Material:
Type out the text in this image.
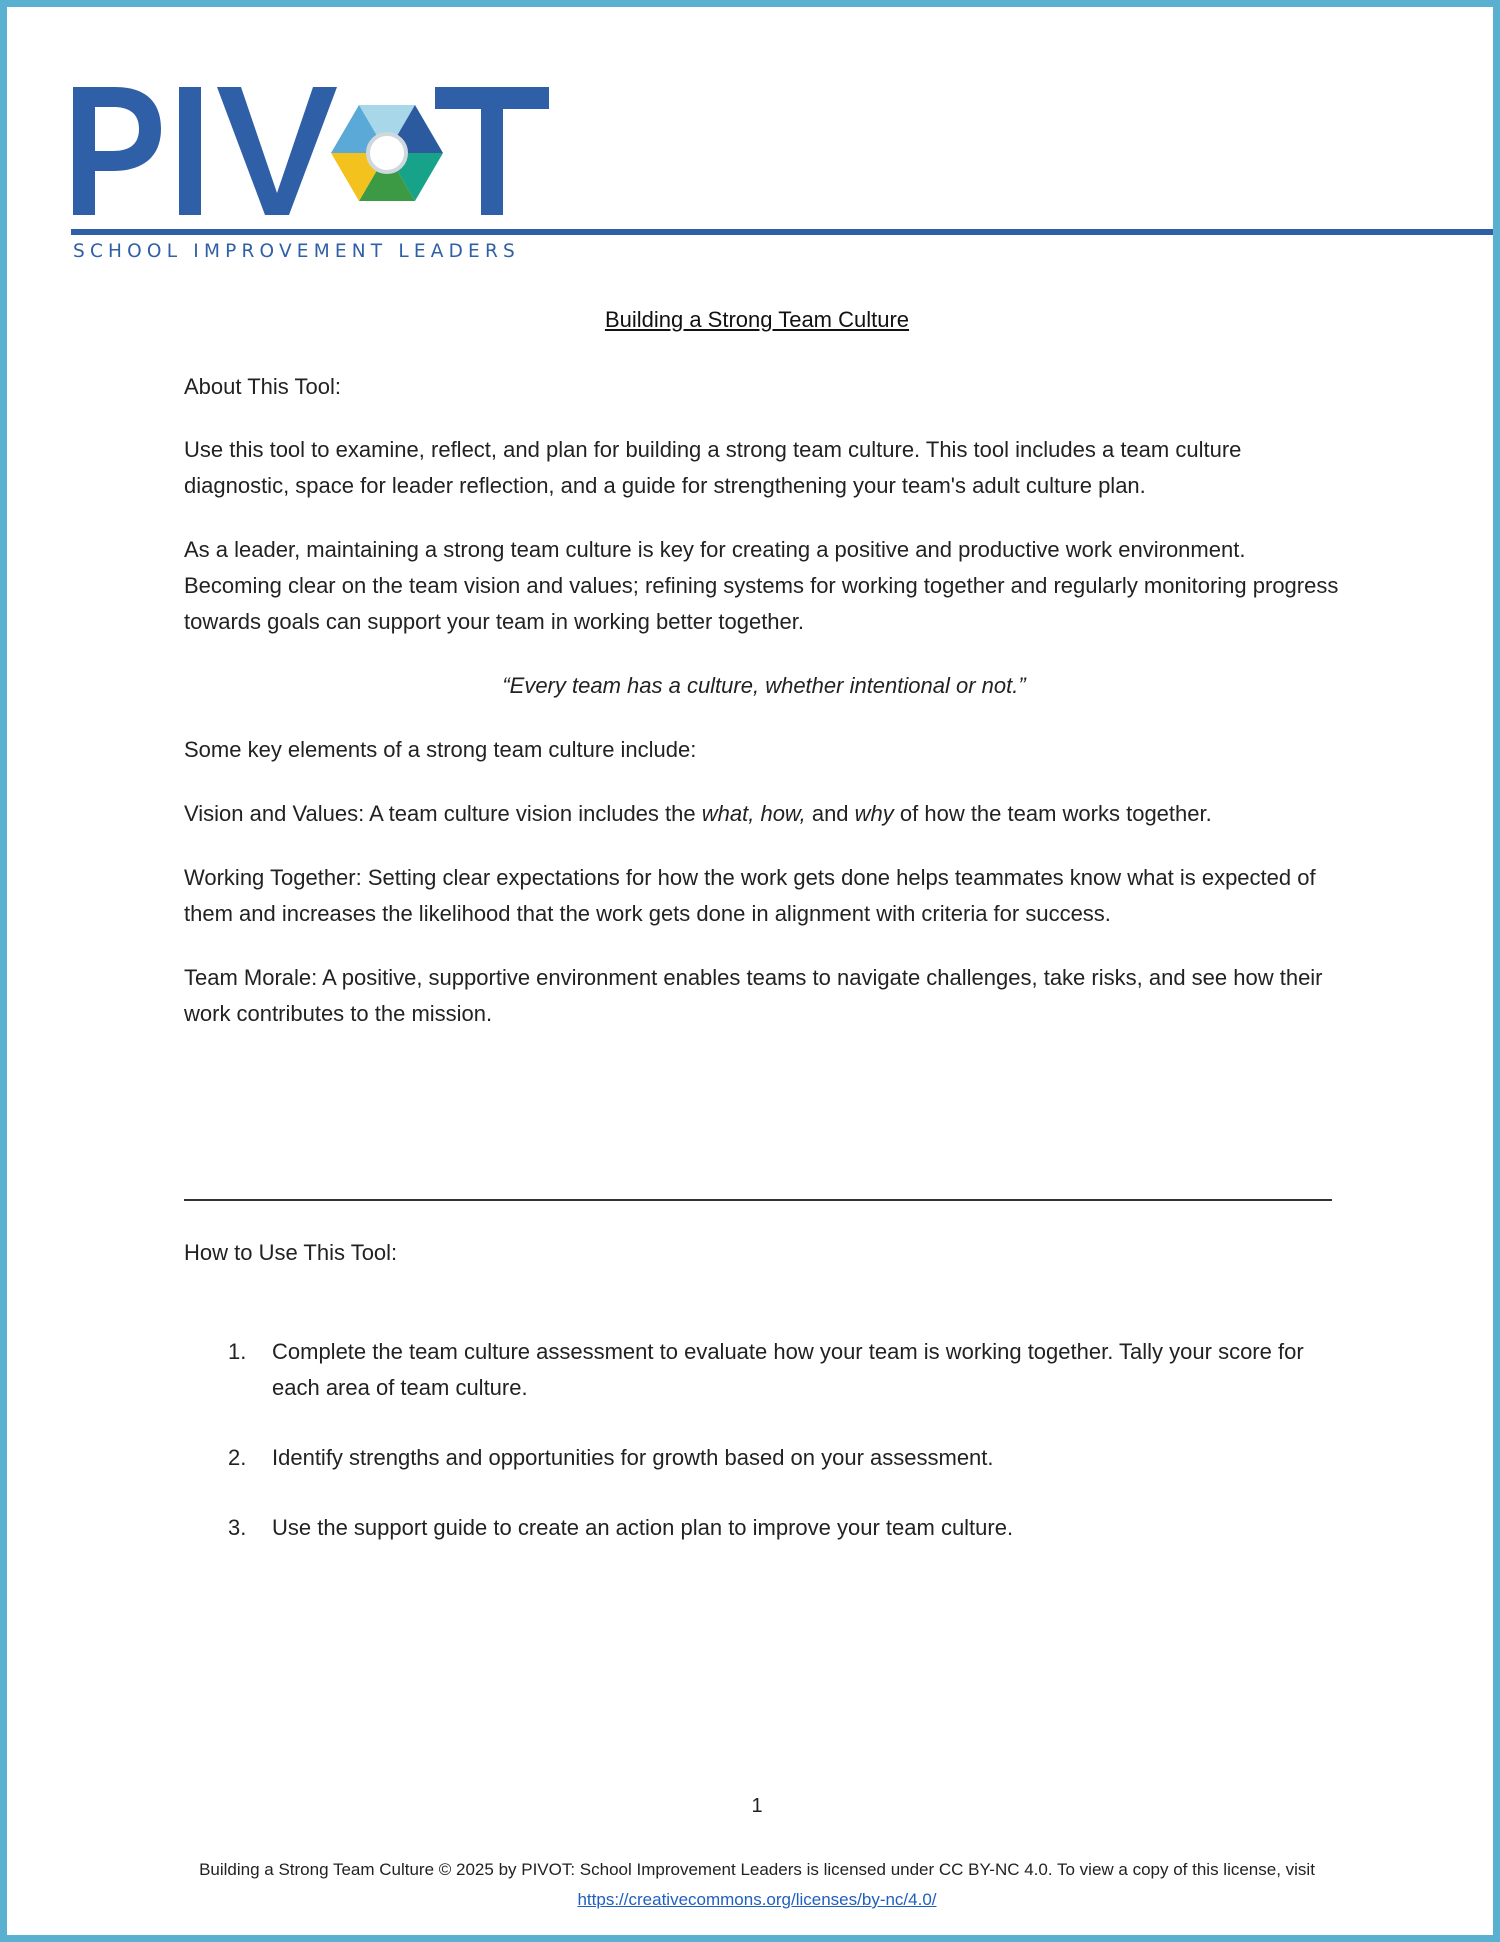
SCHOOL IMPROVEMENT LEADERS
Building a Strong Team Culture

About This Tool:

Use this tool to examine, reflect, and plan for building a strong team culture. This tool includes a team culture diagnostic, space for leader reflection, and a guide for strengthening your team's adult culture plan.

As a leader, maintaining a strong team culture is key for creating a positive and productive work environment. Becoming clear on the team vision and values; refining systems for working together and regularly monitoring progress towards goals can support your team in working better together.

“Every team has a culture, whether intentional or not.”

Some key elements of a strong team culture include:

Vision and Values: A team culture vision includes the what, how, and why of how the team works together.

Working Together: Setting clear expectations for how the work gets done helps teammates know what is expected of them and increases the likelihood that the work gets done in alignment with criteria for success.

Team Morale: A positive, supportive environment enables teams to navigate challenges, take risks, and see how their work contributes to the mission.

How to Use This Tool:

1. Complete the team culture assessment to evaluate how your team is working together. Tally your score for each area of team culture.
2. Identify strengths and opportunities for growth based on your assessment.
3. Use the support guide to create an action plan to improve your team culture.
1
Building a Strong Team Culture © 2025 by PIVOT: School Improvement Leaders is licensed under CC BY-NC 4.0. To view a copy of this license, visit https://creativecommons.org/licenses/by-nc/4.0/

Task brief: Every entry must be reproduced exactly, with the images left out.

Expected output:
Type out the text in this image.
SCHOOL IMPROVEMENT LEADERS
Building a Strong Team Culture

About This Tool:

Use this tool to examine, reflect, and plan for building a strong team culture. This tool includes a team culture diagnostic, space for leader reflection, and a guide for strengthening your team's adult culture plan.

As a leader, maintaining a strong team culture is key for creating a positive and productive work environment. Becoming clear on the team vision and values; refining systems for working together and regularly monitoring progress towards goals can support your team in working better together.

“Every team has a culture, whether intentional or not.”

Some key elements of a strong team culture include:

Vision and Values: A team culture vision includes the what, how, and why of how the team works together.

Working Together: Setting clear expectations for how the work gets done helps teammates know what is expected of them and increases the likelihood that the work gets done in alignment with criteria for success.

Team Morale: A positive, supportive environment enables teams to navigate challenges, take risks, and see how their work contributes to the mission.

How to Use This Tool:

1. Complete the team culture assessment to evaluate how your team is working together. Tally your score for each area of team culture.
2. Identify strengths and opportunities for growth based on your assessment.
3. Use the support guide to create an action plan to improve your team culture.
1
Building a Strong Team Culture © 2025 by PIVOT: School Improvement Leaders is licensed under CC BY-NC 4.0. To view a copy of this license, visit https://creativecommons.org/licenses/by-nc/4.0/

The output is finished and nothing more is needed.